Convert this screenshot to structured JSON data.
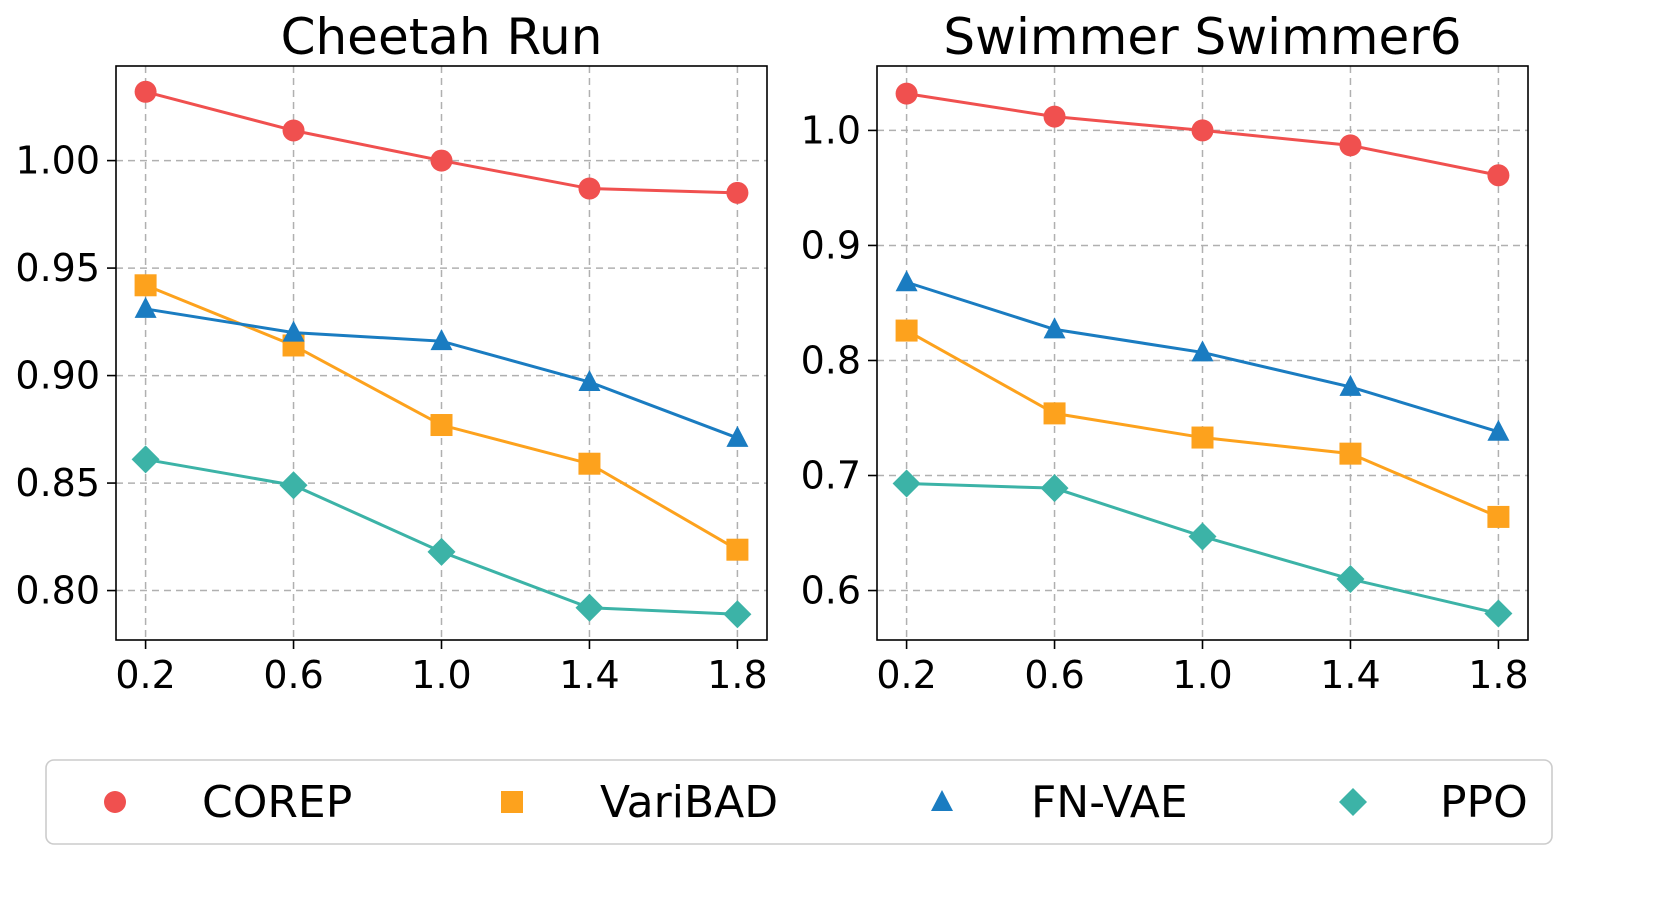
{
  "chart_data": [
    {
      "type": "line",
      "title": "Cheetah Run",
      "xlabel": "",
      "ylabel": "",
      "x": [
        0.2,
        0.6,
        1.0,
        1.4,
        1.8
      ],
      "x_tick_labels": [
        "0.2",
        "0.6",
        "1.0",
        "1.4",
        "1.8"
      ],
      "y_ticks": [
        0.8,
        0.85,
        0.9,
        0.95,
        1.0
      ],
      "y_tick_labels": [
        "0.80",
        "0.85",
        "0.90",
        "0.95",
        "1.00"
      ],
      "xlim": [
        0.12,
        1.88
      ],
      "ylim": [
        0.777,
        1.044
      ],
      "grid": true,
      "series": [
        {
          "name": "COREP",
          "values": [
            1.032,
            1.014,
            1.0,
            0.987,
            0.985
          ]
        },
        {
          "name": "VariBAD",
          "values": [
            0.942,
            0.914,
            0.877,
            0.859,
            0.819
          ]
        },
        {
          "name": "FN-VAE",
          "values": [
            0.931,
            0.92,
            0.916,
            0.897,
            0.871
          ]
        },
        {
          "name": "PPO",
          "values": [
            0.861,
            0.849,
            0.818,
            0.792,
            0.789
          ]
        }
      ]
    },
    {
      "type": "line",
      "title": "Swimmer Swimmer6",
      "xlabel": "",
      "ylabel": "",
      "x": [
        0.2,
        0.6,
        1.0,
        1.4,
        1.8
      ],
      "x_tick_labels": [
        "0.2",
        "0.6",
        "1.0",
        "1.4",
        "1.8"
      ],
      "y_ticks": [
        0.6,
        0.7,
        0.8,
        0.9,
        1.0
      ],
      "y_tick_labels": [
        "0.6",
        "0.7",
        "0.8",
        "0.9",
        "1.0"
      ],
      "xlim": [
        0.12,
        1.88
      ],
      "ylim": [
        0.557,
        1.056
      ],
      "grid": true,
      "series": [
        {
          "name": "COREP",
          "values": [
            1.032,
            1.012,
            1.0,
            0.987,
            0.961
          ]
        },
        {
          "name": "VariBAD",
          "values": [
            0.826,
            0.754,
            0.733,
            0.719,
            0.664
          ]
        },
        {
          "name": "FN-VAE",
          "values": [
            0.868,
            0.827,
            0.807,
            0.777,
            0.738
          ]
        },
        {
          "name": "PPO",
          "values": [
            0.693,
            0.689,
            0.647,
            0.61,
            0.58
          ]
        }
      ]
    }
  ],
  "legend": {
    "placement": "bottom",
    "items": [
      {
        "label": "COREP",
        "marker": "circle",
        "color": "#F0504F"
      },
      {
        "label": "VariBAD",
        "marker": "square",
        "color": "#FDA21D"
      },
      {
        "label": "FN-VAE",
        "marker": "triangle",
        "color": "#1A7CC1"
      },
      {
        "label": "PPO",
        "marker": "diamond",
        "color": "#3CB3A7"
      }
    ]
  }
}
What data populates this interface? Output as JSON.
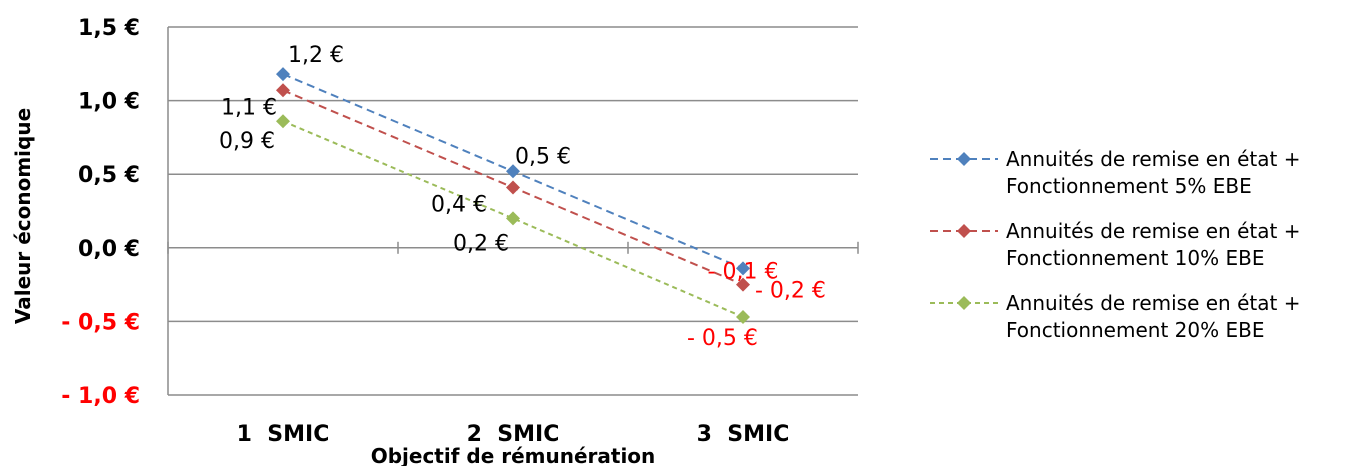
{
  "chart_data": {
    "type": "line",
    "categories": [
      "1  SMIC",
      "2  SMIC",
      "3  SMIC"
    ],
    "xlabel": "Objectif de rémunération",
    "ylabel": "Valeur économique",
    "ylim": [
      -1.0,
      1.5
    ],
    "yticks": [
      {
        "value": 1.5,
        "label": "1,5 €",
        "color": "#000000"
      },
      {
        "value": 1.0,
        "label": "1,0 €",
        "color": "#000000"
      },
      {
        "value": 0.5,
        "label": "0,5 €",
        "color": "#000000"
      },
      {
        "value": 0.0,
        "label": "0,0 €",
        "color": "#000000"
      },
      {
        "value": -0.5,
        "label": "- 0,5 €",
        "color": "#ff0000"
      },
      {
        "value": -1.0,
        "label": "- 1,0 €",
        "color": "#ff0000"
      }
    ],
    "grid": true,
    "legend_position": "right",
    "series": [
      {
        "name_line1": "Annuités de remise en état +",
        "name_line2": "Fonctionnement 5% EBE",
        "color": "#4f81bd",
        "values": [
          1.18,
          0.52,
          -0.14
        ],
        "labels": [
          "1,2 €",
          "0,5 €",
          "- 0,1 €"
        ],
        "label_colors": [
          "#000000",
          "#000000",
          "#ff0000"
        ]
      },
      {
        "name_line1": "Annuités de remise en état +",
        "name_line2": "Fonctionnement 10% EBE",
        "color": "#c0504d",
        "values": [
          1.07,
          0.41,
          -0.25
        ],
        "labels": [
          "1,1 €",
          "0,4 €",
          "- 0,2 €"
        ],
        "label_colors": [
          "#000000",
          "#000000",
          "#ff0000"
        ]
      },
      {
        "name_line1": "Annuités de remise en état +",
        "name_line2": "Fonctionnement 20% EBE",
        "color": "#9bbb59",
        "values": [
          0.86,
          0.2,
          -0.47
        ],
        "labels": [
          "0,9 €",
          "0,2 €",
          "- 0,5 €"
        ],
        "label_colors": [
          "#000000",
          "#000000",
          "#ff0000"
        ]
      }
    ]
  }
}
● ● ● ●
- _Work to do_
Reproduce the whole listing exactly, but not the images in it.

- _Solved problem_
Convert this screenshot to structured JSON data.
{
  "chart_data": [
    {
      "type": "line",
      "title": "Cheetah Run",
      "xlabel": "",
      "ylabel": "",
      "x": [
        0.2,
        0.6,
        1.0,
        1.4,
        1.8
      ],
      "x_tick_labels": [
        "0.2",
        "0.6",
        "1.0",
        "1.4",
        "1.8"
      ],
      "y_ticks": [
        0.8,
        0.85,
        0.9,
        0.95,
        1.0
      ],
      "y_tick_labels": [
        "0.80",
        "0.85",
        "0.90",
        "0.95",
        "1.00"
      ],
      "xlim": [
        0.12,
        1.88
      ],
      "ylim": [
        0.777,
        1.044
      ],
      "grid": true,
      "series": [
        {
          "name": "COREP",
          "values": [
            1.032,
            1.014,
            1.0,
            0.987,
            0.985
          ]
        },
        {
          "name": "VariBAD",
          "values": [
            0.942,
            0.914,
            0.877,
            0.859,
            0.819
          ]
        },
        {
          "name": "FN-VAE",
          "values": [
            0.931,
            0.92,
            0.916,
            0.897,
            0.871
          ]
        },
        {
          "name": "PPO",
          "values": [
            0.861,
            0.849,
            0.818,
            0.792,
            0.789
          ]
        }
      ]
    },
    {
      "type": "line",
      "title": "Swimmer Swimmer6",
      "xlabel": "",
      "ylabel": "",
      "x": [
        0.2,
        0.6,
        1.0,
        1.4,
        1.8
      ],
      "x_tick_labels": [
        "0.2",
        "0.6",
        "1.0",
        "1.4",
        "1.8"
      ],
      "y_ticks": [
        0.6,
        0.7,
        0.8,
        0.9,
        1.0
      ],
      "y_tick_labels": [
        "0.6",
        "0.7",
        "0.8",
        "0.9",
        "1.0"
      ],
      "xlim": [
        0.12,
        1.88
      ],
      "ylim": [
        0.557,
        1.056
      ],
      "grid": true,
      "series": [
        {
          "name": "COREP",
          "values": [
            1.032,
            1.012,
            1.0,
            0.987,
            0.961
          ]
        },
        {
          "name": "VariBAD",
          "values": [
            0.826,
            0.754,
            0.733,
            0.719,
            0.664
          ]
        },
        {
          "name": "FN-VAE",
          "values": [
            0.868,
            0.827,
            0.807,
            0.777,
            0.738
          ]
        },
        {
          "name": "PPO",
          "values": [
            0.693,
            0.689,
            0.647,
            0.61,
            0.58
          ]
        }
      ]
    }
  ],
  "legend": {
    "placement": "bottom",
    "items": [
      {
        "label": "COREP",
        "marker": "circle",
        "color": "#F0504F"
      },
      {
        "label": "VariBAD",
        "marker": "square",
        "color": "#FDA21D"
      },
      {
        "label": "FN-VAE",
        "marker": "triangle",
        "color": "#1A7CC1"
      },
      {
        "label": "PPO",
        "marker": "diamond",
        "color": "#3CB3A7"
      }
    ]
  }
}
What data populates this interface? Output as JSON.
{
  "chart_data": {
    "type": "line",
    "categories": [
      "1  SMIC",
      "2  SMIC",
      "3  SMIC"
    ],
    "xlabel": "Objectif de rémunération",
    "ylabel": "Valeur économique",
    "ylim": [
      -1.0,
      1.5
    ],
    "yticks": [
      {
        "value": 1.5,
        "label": "1,5 €",
        "color": "#000000"
      },
      {
        "value": 1.0,
        "label": "1,0 €",
        "color": "#000000"
      },
      {
        "value": 0.5,
        "label": "0,5 €",
        "color": "#000000"
      },
      {
        "value": 0.0,
        "label": "0,0 €",
        "color": "#000000"
      },
      {
        "value": -0.5,
        "label": "- 0,5 €",
        "color": "#ff0000"
      },
      {
        "value": -1.0,
        "label": "- 1,0 €",
        "color": "#ff0000"
      }
    ],
    "grid": true,
    "legend_position": "right",
    "series": [
      {
        "name_line1": "Annuités de remise en état +",
        "name_line2": "Fonctionnement 5% EBE",
        "color": "#4f81bd",
        "values": [
          1.18,
          0.52,
          -0.14
        ],
        "labels": [
          "1,2 €",
          "0,5 €",
          "- 0,1 €"
        ],
        "label_colors": [
          "#000000",
          "#000000",
          "#ff0000"
        ]
      },
      {
        "name_line1": "Annuités de remise en état +",
        "name_line2": "Fonctionnement 10% EBE",
        "color": "#c0504d",
        "values": [
          1.07,
          0.41,
          -0.25
        ],
        "labels": [
          "1,1 €",
          "0,4 €",
          "- 0,2 €"
        ],
        "label_colors": [
          "#000000",
          "#000000",
          "#ff0000"
        ]
      },
      {
        "name_line1": "Annuités de remise en état +",
        "name_line2": "Fonctionnement 20% EBE",
        "color": "#9bbb59",
        "values": [
          0.86,
          0.2,
          -0.47
        ],
        "labels": [
          "0,9 €",
          "0,2 €",
          "- 0,5 €"
        ],
        "label_colors": [
          "#000000",
          "#000000",
          "#ff0000"
        ]
      }
    ]
  }
}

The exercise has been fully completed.